** Document segment **
━━━

# Mavic shoe sizing



## FasterStronger

Curious about mavic shoe sizing. I wear a shimano shoe in a 45 - have a wider than average foot - are the mavics typically narrow or on the smaller end of things?
there are two killer limited editions that have caught my eye but I am sure I will not find any even within a 4-5 hour drive to try on.
i wonder if I were to try on another mavic shoe if the sizing would hold true for the two models that I am looking at:


----------



## ROAD&DIRT

I wear a Mavic Ksyrium Elite II Shoes - Men's White/Black in a size 42 - my everyday shoe size is between an 8.5 and 9 depending on the shoe maker. I also have narrow feet, and the mavic's fit great, so I'm going to go out on limb and say they run a little on the narrow side since my fit has no wiggle room.

And those are great looking shoes, I really like the black and white graffiti look.... goes with my Rock Racing kit


----------



## 9W9W

I ride a pair of 2011 Pro Road Mavic shoes size 10.75(?) I wear a 10.5 sneaker. I tried on a pair of SIDI Wires not too long ago and was surprised by how much wider the toe box was than my Mavics. I'm going to go ahead and echo the narrow tight fit, which I suppose I've grown accustomed to. 

The laces, or wires that hold the Velcro pieces together had a bit of a give or spring in them, which I liked quite much. I returned a pair of these newer Mavic shoes with BOA wire closures because when cinched down they felt even tighter than my 2011 Pro Roads.

━━━

** Data extract **
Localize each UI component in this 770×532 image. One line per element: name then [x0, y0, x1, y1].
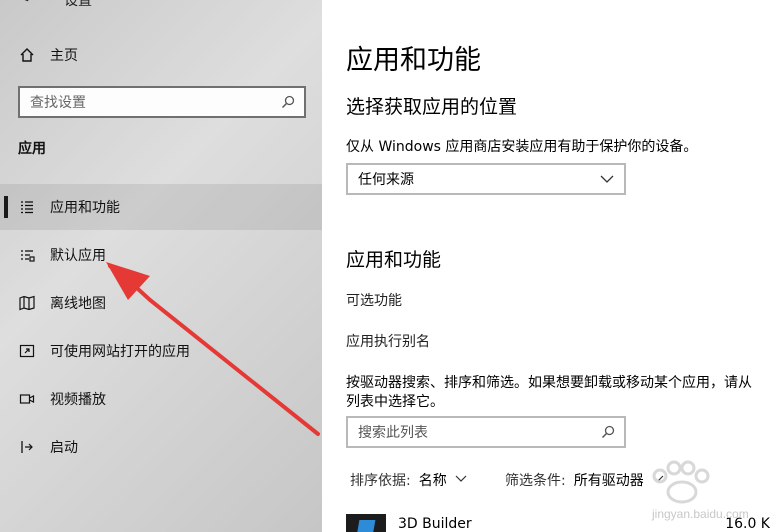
sidebar-item-default-apps[interactable]: 默认应用 — [0, 232, 322, 278]
map-icon — [0, 295, 50, 311]
install-location-heading: 选择获取应用的位置 — [346, 96, 518, 118]
app-list-item[interactable]: 3D Builder 16.0 K — [346, 512, 770, 532]
sidebar-item-apps-for-websites[interactable]: 可使用网站打开的应用 — [0, 328, 322, 374]
app-3d-builder-icon — [346, 514, 386, 532]
search-icon — [280, 94, 296, 114]
search-placeholder: 查找设置 — [30, 95, 86, 111]
filter-value: 所有驱动器 — [573, 473, 644, 489]
back-button[interactable]: < — [18, 0, 30, 6]
section-heading: 应用 — [18, 141, 46, 157]
apps-features-heading: 应用和功能 — [346, 249, 442, 271]
window-title: 设置 — [64, 0, 92, 9]
sidebar-item-label: 启动 — [50, 440, 78, 456]
app-size: 16.0 K — [725, 516, 770, 532]
install-location-description: 仅从 Windows 应用商店安装应用有助于保护你的设备。 — [346, 139, 698, 155]
search-placeholder: 搜索此列表 — [358, 425, 428, 441]
optional-features-link[interactable]: 可选功能 — [346, 290, 402, 310]
app-list-search-input[interactable]: 搜索此列表 — [346, 416, 626, 448]
filter-label: 筛选条件: — [505, 473, 566, 489]
page-title: 应用和功能 — [346, 45, 481, 76]
sort-by-control[interactable]: 排序依据: 名称 — [350, 470, 467, 490]
sidebar-item-label: 离线地图 — [50, 296, 106, 312]
dropdown-value: 任何来源 — [358, 172, 414, 188]
apps-description-line2: 列表中选择它。 — [346, 394, 444, 410]
app-source-dropdown[interactable]: 任何来源 — [346, 163, 626, 195]
sidebar-item-startup[interactable]: 启动 — [0, 424, 322, 470]
search-icon — [600, 424, 616, 444]
sidebar-item-video-playback[interactable]: 视频播放 — [0, 376, 322, 422]
default-apps-icon — [0, 247, 50, 263]
sidebar-item-label: 视频播放 — [50, 392, 106, 408]
apps-description-line1: 按驱动器搜索、排序和筛选。如果想要卸载或移动某个应用，请从 — [346, 375, 752, 391]
app-aliases-link[interactable]: 应用执行别名 — [346, 331, 430, 351]
settings-search-input[interactable]: 查找设置 — [18, 86, 306, 118]
home-icon — [0, 47, 50, 63]
sidebar-item-label: 可使用网站打开的应用 — [50, 344, 190, 360]
app-name: 3D Builder — [398, 516, 472, 532]
sidebar-item-label: 主页 — [50, 48, 78, 64]
sidebar-item-label: 应用和功能 — [50, 200, 120, 216]
sidebar-item-apps-features[interactable]: 应用和功能 — [0, 184, 322, 230]
sort-value: 名称 — [418, 473, 447, 489]
chevron-down-icon — [652, 472, 664, 488]
list-icon — [0, 199, 50, 215]
chevron-down-icon — [600, 173, 614, 189]
sort-label: 排序依据: — [350, 473, 411, 489]
sidebar: < 设置 主页 查找设置 应用 应用和功能 默认应用 离线地图 — [0, 0, 322, 532]
chevron-down-icon — [455, 472, 467, 488]
title-bar: < 设置 — [0, 0, 322, 10]
sidebar-item-home[interactable]: 主页 — [0, 32, 322, 78]
open-in-app-icon — [0, 343, 50, 359]
filter-by-control[interactable]: 筛选条件: 所有驱动器 — [505, 470, 664, 490]
video-icon — [0, 391, 50, 407]
startup-icon — [0, 439, 50, 455]
sidebar-item-offline-maps[interactable]: 离线地图 — [0, 280, 322, 326]
sidebar-item-label: 默认应用 — [50, 248, 106, 264]
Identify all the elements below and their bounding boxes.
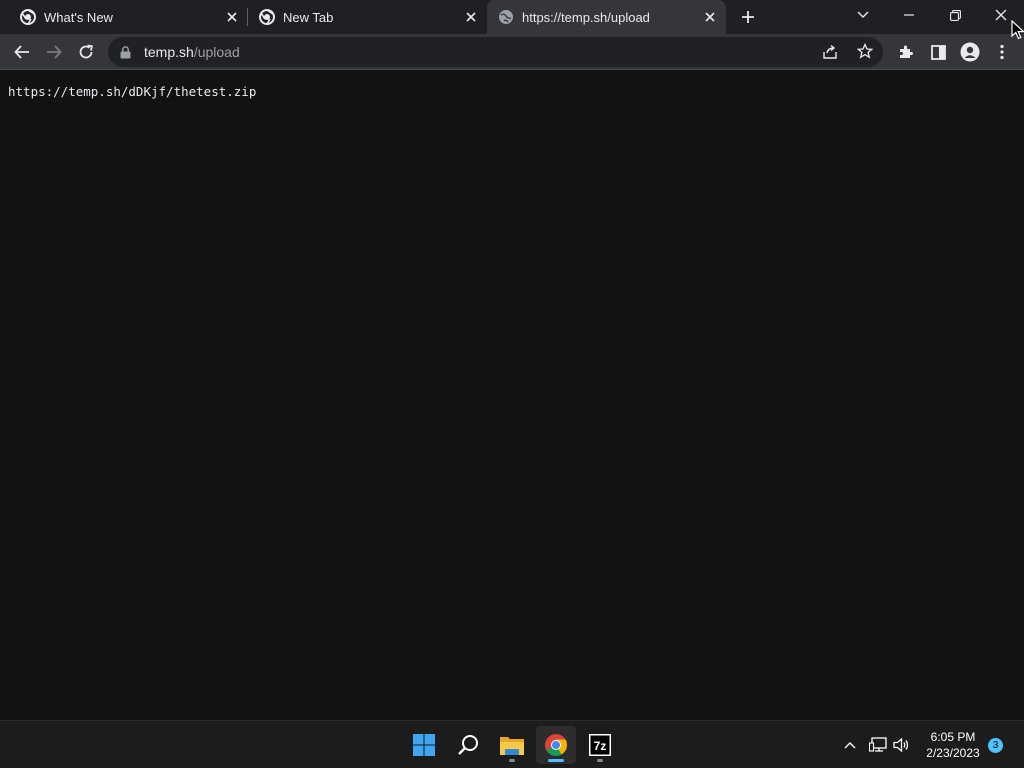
tab-title: https://temp.sh/upload bbox=[522, 9, 650, 25]
profile-avatar-icon[interactable] bbox=[956, 38, 984, 66]
7zip-icon[interactable]: 7z bbox=[580, 726, 620, 764]
network-icon[interactable] bbox=[866, 733, 890, 757]
reload-button[interactable] bbox=[72, 38, 100, 66]
7zip-label: 7z bbox=[594, 739, 607, 753]
menu-kebab-icon[interactable] bbox=[988, 38, 1016, 66]
clock-date: 2/23/2023 bbox=[926, 746, 980, 760]
bookmark-star-icon[interactable] bbox=[856, 42, 874, 62]
system-clock[interactable]: 6:05 PM 2/23/2023 bbox=[918, 729, 988, 761]
windows-start-icon[interactable] bbox=[404, 726, 444, 764]
tab-title: New Tab bbox=[283, 9, 334, 25]
url-path: /upload bbox=[193, 44, 240, 60]
tab-close-icon[interactable] bbox=[702, 9, 718, 25]
tab-close-icon[interactable] bbox=[463, 9, 479, 25]
running-indicator bbox=[548, 759, 564, 762]
tab-new-tab[interactable]: New Tab bbox=[248, 0, 487, 34]
side-panel-icon[interactable] bbox=[924, 38, 952, 66]
forward-button[interactable] bbox=[40, 38, 68, 66]
tab-temp-sh-upload[interactable]: https://temp.sh/upload bbox=[487, 0, 726, 34]
new-tab-button[interactable] bbox=[736, 5, 760, 29]
mouse-cursor-icon bbox=[1011, 20, 1024, 40]
tab-title: What's New bbox=[44, 9, 113, 25]
clock-time: 6:05 PM bbox=[930, 730, 976, 744]
chevron-up-icon[interactable] bbox=[838, 733, 862, 757]
file-explorer-icon[interactable] bbox=[492, 726, 532, 764]
browser-toolbar: temp.sh/upload bbox=[0, 34, 1024, 70]
chrome-icon bbox=[20, 9, 36, 25]
tab-close-icon[interactable] bbox=[224, 9, 240, 25]
share-icon[interactable] bbox=[822, 44, 838, 63]
chrome-taskbar-icon[interactable] bbox=[536, 726, 576, 764]
globe-icon bbox=[498, 9, 514, 25]
running-indicator bbox=[509, 759, 515, 762]
restore-button[interactable] bbox=[932, 0, 978, 30]
chrome-icon bbox=[259, 9, 275, 25]
lock-icon[interactable] bbox=[118, 45, 132, 59]
minimize-button[interactable] bbox=[886, 0, 932, 30]
windows-taskbar: 7z 6:05 PM 2/23/2023 3 bbox=[0, 720, 1024, 768]
tab-whats-new[interactable]: What's New bbox=[0, 0, 248, 34]
tab-strip: What's New New Tab https://temp.sh/uploa… bbox=[0, 0, 1024, 34]
url-host: temp.sh bbox=[144, 44, 194, 60]
search-icon[interactable] bbox=[448, 726, 488, 764]
notification-badge[interactable]: 3 bbox=[988, 738, 1003, 753]
running-indicator bbox=[597, 759, 603, 762]
volume-icon[interactable] bbox=[890, 733, 914, 757]
extensions-icon[interactable] bbox=[892, 38, 920, 66]
tab-search-button[interactable] bbox=[840, 0, 886, 30]
upload-result-url: https://temp.sh/dDKjf/thetest.zip bbox=[8, 84, 257, 99]
back-button[interactable] bbox=[8, 38, 36, 66]
page-content: https://temp.sh/dDKjf/thetest.zip bbox=[0, 71, 1024, 720]
address-bar[interactable]: temp.sh/upload bbox=[108, 37, 883, 67]
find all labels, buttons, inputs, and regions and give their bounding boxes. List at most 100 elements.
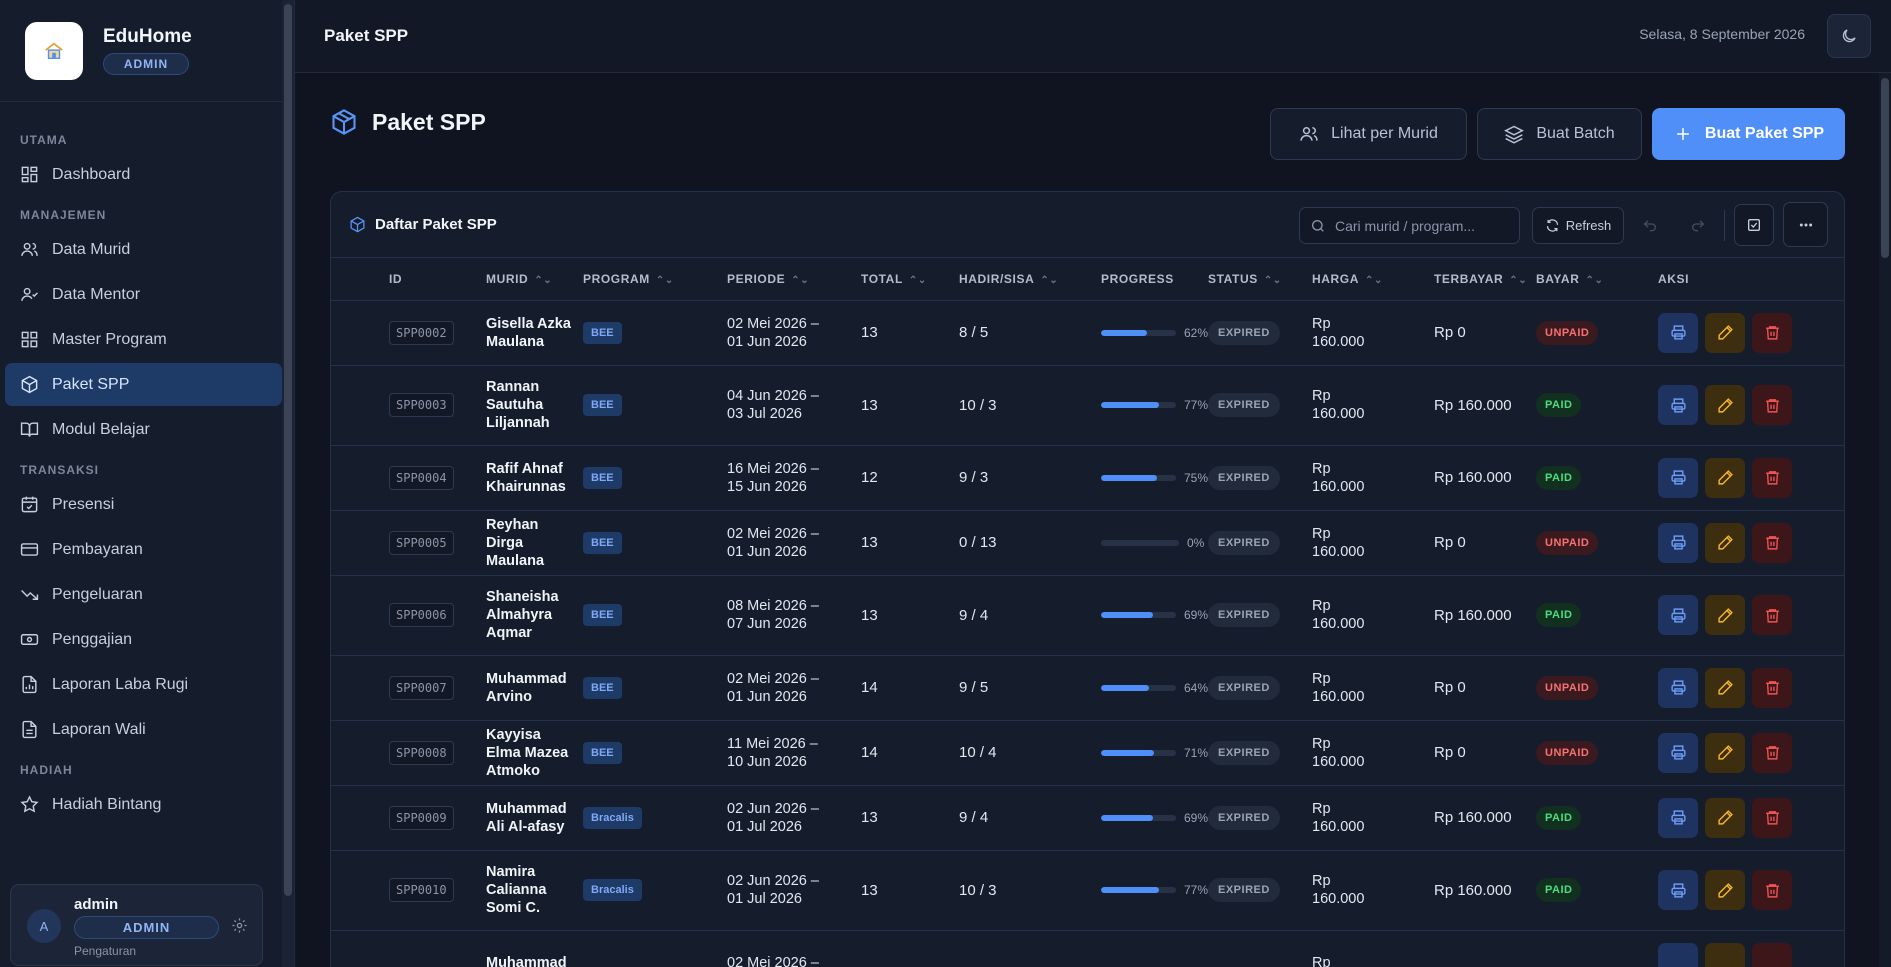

━━━

** To-do list **
- 1) Transcribe everything in the Mavic shoe sizing thread from "Curious about mavic" down to "no wiggle room.".
- 2) Translate this sentence from the Mavic shoe sizing thread into Spanish: "I tried on a pair of SIDI Wires not too long ago and was surprised by how much wider the toe box was than my Mavics."
- 3) In the Mavic shoe sizing thread, why did 9W9W return the newer Mavic shoes with BOA wire closures?

** Results of the tasks **
- 1)
Curious about mavic shoe sizing. I wear a shimano shoe in a 45 - have a wider than average foot - are the mavics typically narrow or on the smaller end of things?
there are two killer limited editions that have caught my eye but I am sure I will not find any even within a 4-5 hour drive to try on.
i wonder if I were to try on another mavic shoe if the sizing would hold true for the two models that I am looking at:


----------



## ROAD&DIRT

I wear a Mavic Ksyrium Elite II Shoes - Men's White/Black in a size 42 - my everyday shoe size is between an 8.5 and 9 depending on the shoe maker. I also have narrow feet, and the mavic's fit great, so I'm going to go out on limb and say they run a little on the narrow side since my fit has no wiggle room.

- 2) Hace no mucho me probé un par de SIDI Wires y me sorprendió lo mucho más ancha que era la puntera en comparación con mis Mavic.

- 3) When cinched down, they felt even tighter than the 2011 Pro Roads.